▶ [WHAT YOU WILL DO] Repeat the full listing below verbatim and keep the images out.

Figure record listings
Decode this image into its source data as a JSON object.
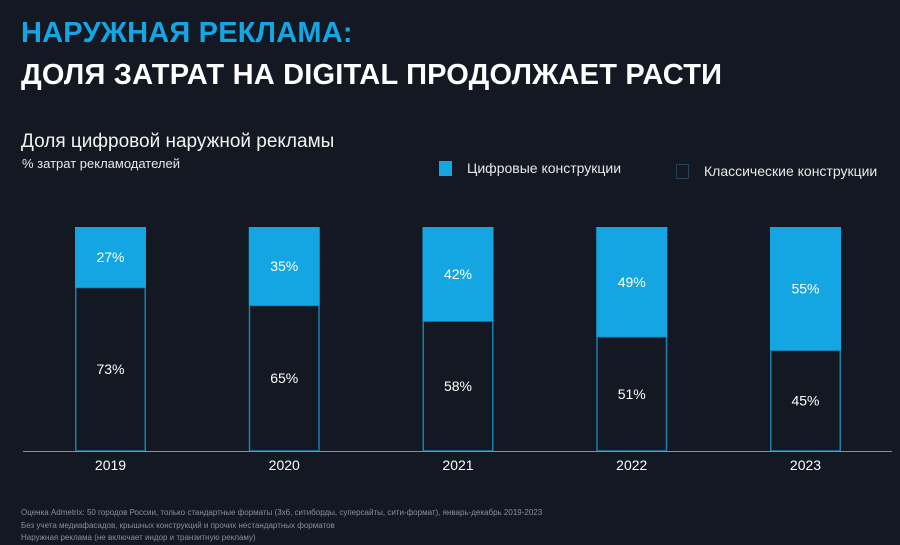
{
  "header": {
    "title_line1": "НАРУЖНАЯ РЕКЛАМА:",
    "title_line2": "ДОЛЯ ЗАТРАТ НА DIGITAL ПРОДОЛЖАЕТ РАСТИ"
  },
  "colors": {
    "background": "#141822",
    "accent": "#13a6e3",
    "classic_border": "#1a7fae",
    "axis": "#8a8f99"
  },
  "chart_data": {
    "type": "bar",
    "stacked": true,
    "title": "Доля цифровой наружной рекламы",
    "subtitle": "% затрат рекламодателей",
    "xlabel": "",
    "ylabel": "",
    "ylim": [
      0,
      100
    ],
    "grid": false,
    "legend_position": "top-right",
    "categories": [
      "2019",
      "2020",
      "2021",
      "2022",
      "2023"
    ],
    "series": [
      {
        "name": "Классические конструкции",
        "values": [
          73,
          65,
          58,
          51,
          45
        ],
        "labels": [
          "73%",
          "65%",
          "58%",
          "51%",
          "45%"
        ]
      },
      {
        "name": "Цифровые конструкции",
        "values": [
          27,
          35,
          42,
          49,
          55
        ],
        "labels": [
          "27%",
          "35%",
          "42%",
          "49%",
          "55%"
        ]
      }
    ]
  },
  "legend": {
    "digital": "Цифровые конструкции",
    "classic": "Классические конструкции"
  },
  "footnotes": [
    "Оценка Admetrix: 50 городов России, только стандартные форматы (3х6, ситиборды, суперсайты, сити-формат), январь-декабрь 2019-2023",
    "Без учета медиафасадов, крышных конструкций и прочих нестандартных форматов",
    "Наружная реклама (не включает индор и транзитную рекламу)"
  ]
}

▶ [TASK ANSWER]
Decode this image into its source data as a JSON object.
{
  "header": {
    "title_line1": "НАРУЖНАЯ РЕКЛАМА:",
    "title_line2": "ДОЛЯ ЗАТРАТ НА DIGITAL ПРОДОЛЖАЕТ РАСТИ"
  },
  "colors": {
    "background": "#141822",
    "accent": "#13a6e3",
    "classic_border": "#1a7fae",
    "axis": "#8a8f99"
  },
  "chart_data": {
    "type": "bar",
    "stacked": true,
    "title": "Доля цифровой наружной рекламы",
    "subtitle": "% затрат рекламодателей",
    "xlabel": "",
    "ylabel": "",
    "ylim": [
      0,
      100
    ],
    "grid": false,
    "legend_position": "top-right",
    "categories": [
      "2019",
      "2020",
      "2021",
      "2022",
      "2023"
    ],
    "series": [
      {
        "name": "Классические конструкции",
        "values": [
          73,
          65,
          58,
          51,
          45
        ],
        "labels": [
          "73%",
          "65%",
          "58%",
          "51%",
          "45%"
        ]
      },
      {
        "name": "Цифровые конструкции",
        "values": [
          27,
          35,
          42,
          49,
          55
        ],
        "labels": [
          "27%",
          "35%",
          "42%",
          "49%",
          "55%"
        ]
      }
    ]
  },
  "legend": {
    "digital": "Цифровые конструкции",
    "classic": "Классические конструкции"
  },
  "footnotes": [
    "Оценка Admetrix: 50 городов России, только стандартные форматы (3х6, ситиборды, суперсайты, сити-формат), январь-декабрь 2019-2023",
    "Без учета медиафасадов, крышных конструкций и прочих нестандартных форматов",
    "Наружная реклама (не включает индор и транзитную рекламу)"
  ]
}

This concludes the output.